[WORK TO COMPLETE]: Gather from the material every line that contains the string "qatlam".

[INFORMATION GIVEN]:
--------------------
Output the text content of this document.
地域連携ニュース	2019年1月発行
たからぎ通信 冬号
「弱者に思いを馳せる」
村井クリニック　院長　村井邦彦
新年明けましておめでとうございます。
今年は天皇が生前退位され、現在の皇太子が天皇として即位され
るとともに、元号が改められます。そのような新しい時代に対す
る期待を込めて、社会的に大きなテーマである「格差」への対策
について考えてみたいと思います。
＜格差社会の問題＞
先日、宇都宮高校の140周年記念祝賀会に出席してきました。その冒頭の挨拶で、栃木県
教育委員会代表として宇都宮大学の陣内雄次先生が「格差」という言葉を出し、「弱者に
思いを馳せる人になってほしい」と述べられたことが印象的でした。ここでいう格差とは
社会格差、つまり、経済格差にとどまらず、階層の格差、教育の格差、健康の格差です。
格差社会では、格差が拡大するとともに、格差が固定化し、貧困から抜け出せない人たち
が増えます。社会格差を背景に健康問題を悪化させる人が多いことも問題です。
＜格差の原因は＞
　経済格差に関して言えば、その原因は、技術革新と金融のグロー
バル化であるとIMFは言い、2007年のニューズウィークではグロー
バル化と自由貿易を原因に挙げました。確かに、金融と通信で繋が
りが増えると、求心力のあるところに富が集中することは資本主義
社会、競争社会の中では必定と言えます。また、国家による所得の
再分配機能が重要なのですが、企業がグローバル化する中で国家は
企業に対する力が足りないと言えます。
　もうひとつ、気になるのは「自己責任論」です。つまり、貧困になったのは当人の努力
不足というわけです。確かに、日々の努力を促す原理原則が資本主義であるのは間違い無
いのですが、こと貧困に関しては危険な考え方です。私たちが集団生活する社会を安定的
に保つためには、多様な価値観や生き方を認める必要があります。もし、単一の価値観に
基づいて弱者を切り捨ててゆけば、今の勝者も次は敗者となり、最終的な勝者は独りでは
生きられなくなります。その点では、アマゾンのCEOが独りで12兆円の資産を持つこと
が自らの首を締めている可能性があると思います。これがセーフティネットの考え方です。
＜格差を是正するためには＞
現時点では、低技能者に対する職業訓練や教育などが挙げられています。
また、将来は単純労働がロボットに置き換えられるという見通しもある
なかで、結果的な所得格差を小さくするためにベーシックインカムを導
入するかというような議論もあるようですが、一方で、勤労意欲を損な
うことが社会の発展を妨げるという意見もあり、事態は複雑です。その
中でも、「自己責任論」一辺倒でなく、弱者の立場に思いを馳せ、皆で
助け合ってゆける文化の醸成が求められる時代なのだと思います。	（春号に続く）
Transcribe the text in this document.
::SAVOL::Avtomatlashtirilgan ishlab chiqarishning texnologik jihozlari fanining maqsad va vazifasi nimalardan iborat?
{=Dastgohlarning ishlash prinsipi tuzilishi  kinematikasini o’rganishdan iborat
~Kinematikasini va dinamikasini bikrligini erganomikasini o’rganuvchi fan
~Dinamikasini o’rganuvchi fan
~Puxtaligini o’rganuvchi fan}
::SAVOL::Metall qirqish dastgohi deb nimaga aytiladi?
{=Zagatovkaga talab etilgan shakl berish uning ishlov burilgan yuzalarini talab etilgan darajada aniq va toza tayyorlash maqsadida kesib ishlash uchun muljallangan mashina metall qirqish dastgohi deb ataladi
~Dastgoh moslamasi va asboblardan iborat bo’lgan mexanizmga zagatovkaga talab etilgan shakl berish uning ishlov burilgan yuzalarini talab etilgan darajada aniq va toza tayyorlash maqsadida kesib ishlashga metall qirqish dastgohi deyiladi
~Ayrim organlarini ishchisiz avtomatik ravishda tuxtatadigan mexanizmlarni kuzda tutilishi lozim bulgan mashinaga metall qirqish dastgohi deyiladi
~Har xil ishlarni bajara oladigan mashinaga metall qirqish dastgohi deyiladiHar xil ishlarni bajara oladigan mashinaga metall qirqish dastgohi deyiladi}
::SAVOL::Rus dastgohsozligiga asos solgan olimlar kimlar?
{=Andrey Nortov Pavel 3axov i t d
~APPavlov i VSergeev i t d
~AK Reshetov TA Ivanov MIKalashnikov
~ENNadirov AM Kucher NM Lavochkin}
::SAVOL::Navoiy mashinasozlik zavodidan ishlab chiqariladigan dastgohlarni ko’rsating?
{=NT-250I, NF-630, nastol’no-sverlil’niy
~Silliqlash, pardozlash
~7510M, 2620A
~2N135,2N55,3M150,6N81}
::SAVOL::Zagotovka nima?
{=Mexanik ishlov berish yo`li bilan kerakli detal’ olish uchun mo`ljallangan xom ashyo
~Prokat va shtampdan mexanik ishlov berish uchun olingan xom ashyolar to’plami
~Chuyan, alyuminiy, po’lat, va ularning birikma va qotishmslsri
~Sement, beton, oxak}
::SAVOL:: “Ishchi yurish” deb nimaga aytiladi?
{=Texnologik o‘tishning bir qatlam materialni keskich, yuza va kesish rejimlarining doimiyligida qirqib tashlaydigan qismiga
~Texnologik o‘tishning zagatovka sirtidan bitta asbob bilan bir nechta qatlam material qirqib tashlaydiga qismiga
--------------------
[SOLUTION TO THIS PROBLEM]:
{=Texnologik o‘tishning bir qatlam materialni keskich, yuza va kesish rejimlarining doimiyligida qirqib tashlaydigan qismiga
~Texnologik o‘tishning zagatovka sirtidan bitta asbob bilan bir nechta qatlam material qirqib tashlaydiga qismiga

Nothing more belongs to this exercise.